• TASK REQUIREMENTS: Count how many lines below include the string "одного", and give that number without anything else.

• PROVIDED DATA:
***

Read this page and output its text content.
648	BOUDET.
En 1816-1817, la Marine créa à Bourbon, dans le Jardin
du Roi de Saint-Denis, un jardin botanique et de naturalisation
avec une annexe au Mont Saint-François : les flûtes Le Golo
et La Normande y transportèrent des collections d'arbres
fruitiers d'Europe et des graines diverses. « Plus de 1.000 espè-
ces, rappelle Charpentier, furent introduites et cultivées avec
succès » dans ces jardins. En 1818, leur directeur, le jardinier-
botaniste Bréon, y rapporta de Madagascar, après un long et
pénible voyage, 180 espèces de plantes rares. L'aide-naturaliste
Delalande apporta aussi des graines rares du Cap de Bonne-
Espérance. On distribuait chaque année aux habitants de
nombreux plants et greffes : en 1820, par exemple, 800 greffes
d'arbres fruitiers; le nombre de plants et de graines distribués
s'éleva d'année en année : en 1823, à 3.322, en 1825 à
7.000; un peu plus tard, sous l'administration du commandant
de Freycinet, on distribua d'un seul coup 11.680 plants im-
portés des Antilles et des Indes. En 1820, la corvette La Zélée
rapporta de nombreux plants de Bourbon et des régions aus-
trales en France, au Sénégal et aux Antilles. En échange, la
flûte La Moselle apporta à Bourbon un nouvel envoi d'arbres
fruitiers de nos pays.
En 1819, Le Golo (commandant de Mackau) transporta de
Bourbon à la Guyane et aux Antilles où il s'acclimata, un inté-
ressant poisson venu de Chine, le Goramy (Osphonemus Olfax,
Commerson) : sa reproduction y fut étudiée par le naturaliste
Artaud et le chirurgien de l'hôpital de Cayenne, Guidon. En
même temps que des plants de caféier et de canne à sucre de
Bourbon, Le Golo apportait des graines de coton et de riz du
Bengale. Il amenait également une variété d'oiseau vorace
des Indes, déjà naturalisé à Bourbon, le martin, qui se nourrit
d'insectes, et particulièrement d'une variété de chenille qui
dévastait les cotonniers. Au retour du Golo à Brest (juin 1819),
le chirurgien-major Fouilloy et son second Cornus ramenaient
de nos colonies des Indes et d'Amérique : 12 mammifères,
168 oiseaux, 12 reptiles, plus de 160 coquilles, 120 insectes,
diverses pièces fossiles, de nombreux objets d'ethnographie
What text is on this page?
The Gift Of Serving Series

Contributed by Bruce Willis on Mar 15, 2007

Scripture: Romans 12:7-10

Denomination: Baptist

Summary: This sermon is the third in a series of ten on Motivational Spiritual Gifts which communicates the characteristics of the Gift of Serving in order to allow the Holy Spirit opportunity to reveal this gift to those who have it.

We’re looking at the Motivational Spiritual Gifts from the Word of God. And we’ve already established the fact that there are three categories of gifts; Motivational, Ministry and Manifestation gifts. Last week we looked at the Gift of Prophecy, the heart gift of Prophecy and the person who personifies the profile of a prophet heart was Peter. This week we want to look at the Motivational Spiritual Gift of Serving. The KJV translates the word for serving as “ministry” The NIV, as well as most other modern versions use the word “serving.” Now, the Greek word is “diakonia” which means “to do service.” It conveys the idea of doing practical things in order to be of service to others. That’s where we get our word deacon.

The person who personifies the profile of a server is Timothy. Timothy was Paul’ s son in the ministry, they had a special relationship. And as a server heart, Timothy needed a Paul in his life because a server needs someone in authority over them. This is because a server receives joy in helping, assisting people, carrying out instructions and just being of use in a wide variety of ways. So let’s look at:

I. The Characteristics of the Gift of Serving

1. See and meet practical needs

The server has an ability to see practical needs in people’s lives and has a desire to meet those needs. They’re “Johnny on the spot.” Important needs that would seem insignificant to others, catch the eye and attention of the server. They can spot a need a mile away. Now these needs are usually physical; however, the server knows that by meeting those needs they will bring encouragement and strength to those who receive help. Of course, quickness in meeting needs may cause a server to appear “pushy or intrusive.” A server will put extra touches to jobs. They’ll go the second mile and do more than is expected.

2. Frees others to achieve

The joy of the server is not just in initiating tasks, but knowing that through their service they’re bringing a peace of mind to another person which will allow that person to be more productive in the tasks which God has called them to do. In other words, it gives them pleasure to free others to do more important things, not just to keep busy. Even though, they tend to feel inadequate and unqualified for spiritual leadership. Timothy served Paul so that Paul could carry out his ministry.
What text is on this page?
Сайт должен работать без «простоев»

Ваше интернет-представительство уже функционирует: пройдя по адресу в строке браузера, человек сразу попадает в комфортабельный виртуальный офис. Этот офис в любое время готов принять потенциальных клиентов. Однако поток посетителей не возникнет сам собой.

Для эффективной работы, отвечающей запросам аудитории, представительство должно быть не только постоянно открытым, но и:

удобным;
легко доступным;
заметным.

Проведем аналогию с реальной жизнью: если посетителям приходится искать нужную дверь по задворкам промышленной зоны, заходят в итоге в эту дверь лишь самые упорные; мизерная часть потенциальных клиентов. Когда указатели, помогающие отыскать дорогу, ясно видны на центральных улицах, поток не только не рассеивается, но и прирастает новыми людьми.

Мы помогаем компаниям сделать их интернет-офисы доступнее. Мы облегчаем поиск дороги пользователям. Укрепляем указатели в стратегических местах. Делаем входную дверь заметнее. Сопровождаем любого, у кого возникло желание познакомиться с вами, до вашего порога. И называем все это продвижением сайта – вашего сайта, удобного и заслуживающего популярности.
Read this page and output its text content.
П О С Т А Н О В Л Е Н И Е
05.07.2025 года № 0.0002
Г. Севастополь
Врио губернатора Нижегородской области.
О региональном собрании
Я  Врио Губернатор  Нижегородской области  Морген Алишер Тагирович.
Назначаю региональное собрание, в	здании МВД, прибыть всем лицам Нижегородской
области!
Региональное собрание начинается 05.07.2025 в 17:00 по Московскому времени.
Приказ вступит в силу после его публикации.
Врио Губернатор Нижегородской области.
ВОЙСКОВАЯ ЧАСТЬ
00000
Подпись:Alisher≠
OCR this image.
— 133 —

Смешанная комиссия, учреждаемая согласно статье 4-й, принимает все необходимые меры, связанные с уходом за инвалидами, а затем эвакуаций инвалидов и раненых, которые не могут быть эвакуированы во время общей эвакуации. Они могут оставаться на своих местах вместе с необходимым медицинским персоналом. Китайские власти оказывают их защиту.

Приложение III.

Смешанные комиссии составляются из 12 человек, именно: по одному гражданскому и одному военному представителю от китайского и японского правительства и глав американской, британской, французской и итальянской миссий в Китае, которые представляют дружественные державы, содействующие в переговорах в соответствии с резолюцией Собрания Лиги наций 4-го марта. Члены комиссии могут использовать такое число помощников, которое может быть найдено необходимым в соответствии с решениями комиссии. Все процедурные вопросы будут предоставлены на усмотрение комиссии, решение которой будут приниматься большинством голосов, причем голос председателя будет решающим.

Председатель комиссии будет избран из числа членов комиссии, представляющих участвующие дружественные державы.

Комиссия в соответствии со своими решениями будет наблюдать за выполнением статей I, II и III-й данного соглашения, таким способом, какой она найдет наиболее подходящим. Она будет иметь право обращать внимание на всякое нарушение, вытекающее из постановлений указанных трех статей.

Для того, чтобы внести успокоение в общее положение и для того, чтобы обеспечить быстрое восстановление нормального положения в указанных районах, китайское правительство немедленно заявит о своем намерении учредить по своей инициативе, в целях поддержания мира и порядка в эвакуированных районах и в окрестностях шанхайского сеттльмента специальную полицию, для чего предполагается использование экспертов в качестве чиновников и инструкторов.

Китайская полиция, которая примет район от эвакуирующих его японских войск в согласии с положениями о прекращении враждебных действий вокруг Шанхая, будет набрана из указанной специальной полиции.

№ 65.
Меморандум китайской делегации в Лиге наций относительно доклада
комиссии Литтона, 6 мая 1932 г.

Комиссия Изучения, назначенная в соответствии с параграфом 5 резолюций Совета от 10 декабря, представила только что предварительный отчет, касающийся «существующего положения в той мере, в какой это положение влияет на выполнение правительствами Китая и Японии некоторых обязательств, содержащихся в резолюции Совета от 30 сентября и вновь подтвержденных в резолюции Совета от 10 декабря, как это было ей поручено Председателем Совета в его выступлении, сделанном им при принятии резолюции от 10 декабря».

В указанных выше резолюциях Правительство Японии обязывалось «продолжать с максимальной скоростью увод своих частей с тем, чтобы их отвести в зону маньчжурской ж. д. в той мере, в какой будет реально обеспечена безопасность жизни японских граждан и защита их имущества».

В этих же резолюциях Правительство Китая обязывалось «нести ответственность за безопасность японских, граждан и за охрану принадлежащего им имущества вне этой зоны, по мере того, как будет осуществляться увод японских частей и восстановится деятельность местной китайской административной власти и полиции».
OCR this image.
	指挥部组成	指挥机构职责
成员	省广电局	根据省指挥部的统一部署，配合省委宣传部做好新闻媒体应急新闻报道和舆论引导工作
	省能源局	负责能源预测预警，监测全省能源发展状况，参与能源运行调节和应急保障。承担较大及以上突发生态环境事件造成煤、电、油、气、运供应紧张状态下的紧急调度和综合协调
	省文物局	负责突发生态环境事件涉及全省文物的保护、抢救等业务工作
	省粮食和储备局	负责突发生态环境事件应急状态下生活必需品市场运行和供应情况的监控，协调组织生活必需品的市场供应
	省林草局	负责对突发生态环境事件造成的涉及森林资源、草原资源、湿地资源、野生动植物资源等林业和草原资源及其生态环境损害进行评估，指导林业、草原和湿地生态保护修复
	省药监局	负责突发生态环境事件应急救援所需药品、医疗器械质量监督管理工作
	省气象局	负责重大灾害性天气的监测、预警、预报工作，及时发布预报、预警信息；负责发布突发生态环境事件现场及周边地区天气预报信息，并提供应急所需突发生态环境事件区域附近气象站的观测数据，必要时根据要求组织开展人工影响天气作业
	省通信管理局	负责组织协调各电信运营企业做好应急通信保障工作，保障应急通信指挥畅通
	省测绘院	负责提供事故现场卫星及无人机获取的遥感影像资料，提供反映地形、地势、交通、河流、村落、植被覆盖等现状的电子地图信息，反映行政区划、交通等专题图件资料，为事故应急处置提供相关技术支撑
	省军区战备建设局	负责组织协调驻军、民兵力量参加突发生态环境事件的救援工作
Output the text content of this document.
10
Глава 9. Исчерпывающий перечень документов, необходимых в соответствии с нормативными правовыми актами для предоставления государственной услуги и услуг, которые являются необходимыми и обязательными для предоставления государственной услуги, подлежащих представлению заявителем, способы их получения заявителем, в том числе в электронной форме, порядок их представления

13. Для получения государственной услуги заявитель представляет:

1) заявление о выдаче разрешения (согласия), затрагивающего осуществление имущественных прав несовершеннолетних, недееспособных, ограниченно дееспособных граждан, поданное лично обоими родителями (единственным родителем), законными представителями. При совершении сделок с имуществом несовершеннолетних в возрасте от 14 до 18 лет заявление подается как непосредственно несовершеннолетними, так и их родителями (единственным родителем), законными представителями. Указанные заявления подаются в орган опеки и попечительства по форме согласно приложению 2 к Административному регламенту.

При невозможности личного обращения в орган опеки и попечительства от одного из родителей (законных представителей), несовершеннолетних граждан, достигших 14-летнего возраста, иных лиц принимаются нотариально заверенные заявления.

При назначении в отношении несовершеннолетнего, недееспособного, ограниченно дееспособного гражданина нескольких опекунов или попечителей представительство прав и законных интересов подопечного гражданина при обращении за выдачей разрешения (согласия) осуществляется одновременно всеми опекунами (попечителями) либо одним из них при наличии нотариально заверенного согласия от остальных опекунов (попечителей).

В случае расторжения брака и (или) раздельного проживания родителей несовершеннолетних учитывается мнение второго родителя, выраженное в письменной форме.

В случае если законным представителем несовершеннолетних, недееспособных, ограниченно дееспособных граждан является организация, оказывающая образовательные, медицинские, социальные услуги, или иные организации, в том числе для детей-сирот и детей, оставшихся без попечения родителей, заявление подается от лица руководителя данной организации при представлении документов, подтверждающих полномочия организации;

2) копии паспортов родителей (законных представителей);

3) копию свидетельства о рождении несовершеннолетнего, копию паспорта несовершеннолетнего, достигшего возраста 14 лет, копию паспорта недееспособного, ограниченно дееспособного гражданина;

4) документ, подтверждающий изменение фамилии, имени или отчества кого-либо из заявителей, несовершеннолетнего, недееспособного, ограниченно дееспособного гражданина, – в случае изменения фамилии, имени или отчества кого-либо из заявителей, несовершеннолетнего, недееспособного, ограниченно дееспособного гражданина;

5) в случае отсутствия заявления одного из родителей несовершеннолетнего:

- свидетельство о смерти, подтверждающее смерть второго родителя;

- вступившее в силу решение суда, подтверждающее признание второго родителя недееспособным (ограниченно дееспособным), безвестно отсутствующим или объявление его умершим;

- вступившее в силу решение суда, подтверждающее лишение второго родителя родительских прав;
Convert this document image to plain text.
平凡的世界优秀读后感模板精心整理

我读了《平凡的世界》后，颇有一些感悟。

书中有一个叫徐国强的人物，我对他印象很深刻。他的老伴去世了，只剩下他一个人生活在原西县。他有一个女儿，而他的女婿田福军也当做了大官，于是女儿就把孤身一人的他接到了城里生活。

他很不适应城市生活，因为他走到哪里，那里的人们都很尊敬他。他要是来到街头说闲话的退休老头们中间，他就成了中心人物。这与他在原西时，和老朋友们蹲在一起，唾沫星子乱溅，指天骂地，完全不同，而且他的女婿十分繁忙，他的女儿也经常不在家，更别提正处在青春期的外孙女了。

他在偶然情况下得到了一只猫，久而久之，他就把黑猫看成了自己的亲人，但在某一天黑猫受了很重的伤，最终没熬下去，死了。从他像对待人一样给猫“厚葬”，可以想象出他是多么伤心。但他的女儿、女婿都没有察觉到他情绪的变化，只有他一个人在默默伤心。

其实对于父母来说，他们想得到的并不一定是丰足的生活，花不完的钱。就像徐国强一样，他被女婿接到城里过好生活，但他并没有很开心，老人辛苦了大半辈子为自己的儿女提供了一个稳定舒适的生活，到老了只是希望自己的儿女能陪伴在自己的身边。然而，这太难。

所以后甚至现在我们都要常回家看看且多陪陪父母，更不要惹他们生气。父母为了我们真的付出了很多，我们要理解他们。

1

***

• SOLUTION FOR THIS TASK: 2